Exercise task – Below are some records; repeat them all exactly, minus the pictures.

Raw data –
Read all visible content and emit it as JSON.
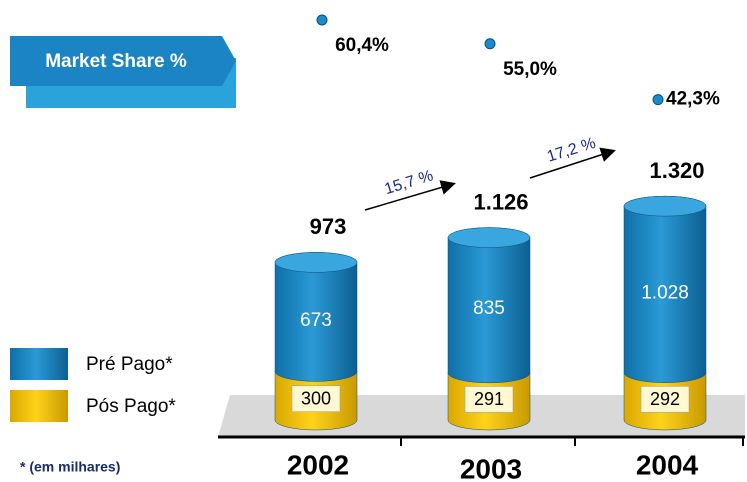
{
  "chart_data": {
    "type": "bar",
    "title": "Market Share %",
    "categories": [
      "2002",
      "2003",
      "2004"
    ],
    "series": [
      {
        "name": "Pré Pago*",
        "color": "#1a8ccb",
        "values": [
          673,
          835,
          1028
        ],
        "value_labels": [
          "673",
          "835",
          "1.028"
        ]
      },
      {
        "name": "Pós Pago*",
        "color": "#f2c400",
        "values": [
          300,
          291,
          292
        ]
      }
    ],
    "totals": [
      973,
      {
        "value": 1126,
        "label": "1.126"
      },
      {
        "value": 1320,
        "label": "1.320"
      }
    ],
    "market_share": {
      "values": [
        60.4,
        55.0,
        42.3
      ],
      "value_labels": [
        "60,4%",
        "55,0%",
        "42,3%"
      ]
    },
    "growth": {
      "values": [
        15.7,
        17.2
      ],
      "value_labels": [
        "15,7 %",
        "17,2 %"
      ]
    },
    "note": "* (em milhares)"
  }
}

Reply –
Read all visible content and emit it as JSON.
{
  "chart_data": {
    "type": "bar",
    "title": "Market Share %",
    "categories": [
      "2002",
      "2003",
      "2004"
    ],
    "series": [
      {
        "name": "Pré Pago*",
        "color": "#1a8ccb",
        "values": [
          673,
          835,
          1028
        ],
        "value_labels": [
          "673",
          "835",
          "1.028"
        ]
      },
      {
        "name": "Pós Pago*",
        "color": "#f2c400",
        "values": [
          300,
          291,
          292
        ]
      }
    ],
    "totals": [
      973,
      {
        "value": 1126,
        "label": "1.126"
      },
      {
        "value": 1320,
        "label": "1.320"
      }
    ],
    "market_share": {
      "values": [
        60.4,
        55.0,
        42.3
      ],
      "value_labels": [
        "60,4%",
        "55,0%",
        "42,3%"
      ]
    },
    "growth": {
      "values": [
        15.7,
        17.2
      ],
      "value_labels": [
        "15,7 %",
        "17,2 %"
      ]
    },
    "note": "* (em milhares)"
  }
}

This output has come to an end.